** Start of Data for this task **

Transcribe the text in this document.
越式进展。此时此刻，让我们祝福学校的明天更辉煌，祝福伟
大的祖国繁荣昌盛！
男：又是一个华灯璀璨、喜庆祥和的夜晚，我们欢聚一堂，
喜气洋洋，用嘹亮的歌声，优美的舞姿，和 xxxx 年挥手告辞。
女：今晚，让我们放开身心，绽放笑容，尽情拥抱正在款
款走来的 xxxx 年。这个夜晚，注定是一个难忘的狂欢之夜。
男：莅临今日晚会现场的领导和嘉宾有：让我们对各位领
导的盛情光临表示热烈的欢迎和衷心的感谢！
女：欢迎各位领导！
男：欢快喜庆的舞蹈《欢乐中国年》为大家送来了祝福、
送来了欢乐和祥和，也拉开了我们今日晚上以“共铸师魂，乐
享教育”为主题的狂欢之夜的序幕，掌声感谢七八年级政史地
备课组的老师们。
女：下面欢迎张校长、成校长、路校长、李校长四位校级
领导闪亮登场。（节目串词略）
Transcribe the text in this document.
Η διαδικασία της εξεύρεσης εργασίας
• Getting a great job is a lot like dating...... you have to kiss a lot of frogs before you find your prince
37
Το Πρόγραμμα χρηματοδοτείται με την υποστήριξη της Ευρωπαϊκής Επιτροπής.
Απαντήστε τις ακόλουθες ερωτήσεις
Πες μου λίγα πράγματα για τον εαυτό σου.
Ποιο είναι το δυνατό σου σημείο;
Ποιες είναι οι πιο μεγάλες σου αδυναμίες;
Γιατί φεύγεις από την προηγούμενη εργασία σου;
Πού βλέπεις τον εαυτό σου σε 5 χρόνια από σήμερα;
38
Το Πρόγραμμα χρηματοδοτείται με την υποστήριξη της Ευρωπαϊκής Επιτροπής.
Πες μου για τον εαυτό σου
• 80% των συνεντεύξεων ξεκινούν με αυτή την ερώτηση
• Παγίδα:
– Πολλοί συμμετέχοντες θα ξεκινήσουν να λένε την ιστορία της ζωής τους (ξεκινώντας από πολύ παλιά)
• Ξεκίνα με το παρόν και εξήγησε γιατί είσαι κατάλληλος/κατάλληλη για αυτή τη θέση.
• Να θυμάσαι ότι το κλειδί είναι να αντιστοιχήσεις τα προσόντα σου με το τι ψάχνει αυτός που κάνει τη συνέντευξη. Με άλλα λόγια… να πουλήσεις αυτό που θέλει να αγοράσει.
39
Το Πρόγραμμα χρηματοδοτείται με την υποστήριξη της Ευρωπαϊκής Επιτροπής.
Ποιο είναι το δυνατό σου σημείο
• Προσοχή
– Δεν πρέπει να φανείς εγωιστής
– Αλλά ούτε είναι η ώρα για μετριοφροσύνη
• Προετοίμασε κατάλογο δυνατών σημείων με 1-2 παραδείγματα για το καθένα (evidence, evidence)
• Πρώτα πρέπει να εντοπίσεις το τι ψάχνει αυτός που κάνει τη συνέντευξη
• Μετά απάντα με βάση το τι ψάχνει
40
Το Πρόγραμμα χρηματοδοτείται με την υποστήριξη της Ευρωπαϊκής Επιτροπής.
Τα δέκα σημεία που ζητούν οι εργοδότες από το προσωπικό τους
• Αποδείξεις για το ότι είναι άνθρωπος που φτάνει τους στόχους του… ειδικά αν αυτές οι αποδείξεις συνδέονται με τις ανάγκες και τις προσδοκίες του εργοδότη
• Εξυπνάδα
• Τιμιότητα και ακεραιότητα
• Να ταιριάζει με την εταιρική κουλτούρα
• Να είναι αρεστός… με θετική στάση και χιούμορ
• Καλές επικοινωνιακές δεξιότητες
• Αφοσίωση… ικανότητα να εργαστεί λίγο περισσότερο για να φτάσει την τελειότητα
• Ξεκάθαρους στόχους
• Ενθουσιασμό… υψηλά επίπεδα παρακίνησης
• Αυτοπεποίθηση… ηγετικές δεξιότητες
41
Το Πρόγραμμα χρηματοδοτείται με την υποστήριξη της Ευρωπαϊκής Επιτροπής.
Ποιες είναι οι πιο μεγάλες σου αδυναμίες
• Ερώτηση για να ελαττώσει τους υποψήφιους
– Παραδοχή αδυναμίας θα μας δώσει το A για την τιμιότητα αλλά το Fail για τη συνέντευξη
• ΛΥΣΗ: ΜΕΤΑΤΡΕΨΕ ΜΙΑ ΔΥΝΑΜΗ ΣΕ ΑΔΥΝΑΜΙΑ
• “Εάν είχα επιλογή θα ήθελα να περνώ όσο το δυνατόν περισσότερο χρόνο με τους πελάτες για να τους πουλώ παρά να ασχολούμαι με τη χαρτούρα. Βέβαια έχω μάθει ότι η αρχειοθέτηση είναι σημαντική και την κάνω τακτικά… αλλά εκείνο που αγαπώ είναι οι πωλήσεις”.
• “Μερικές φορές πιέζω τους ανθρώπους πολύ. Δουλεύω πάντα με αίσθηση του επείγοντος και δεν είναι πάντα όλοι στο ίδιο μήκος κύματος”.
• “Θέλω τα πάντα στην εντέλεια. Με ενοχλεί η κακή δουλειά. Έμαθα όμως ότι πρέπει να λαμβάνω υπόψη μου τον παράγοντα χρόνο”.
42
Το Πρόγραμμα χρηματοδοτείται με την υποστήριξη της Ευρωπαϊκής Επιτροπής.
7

** End of Data for this task **

• _Instruction_
Work out how many lines of the data above contain the string "σημείο" and give the number alone.

• _Result of this task_
2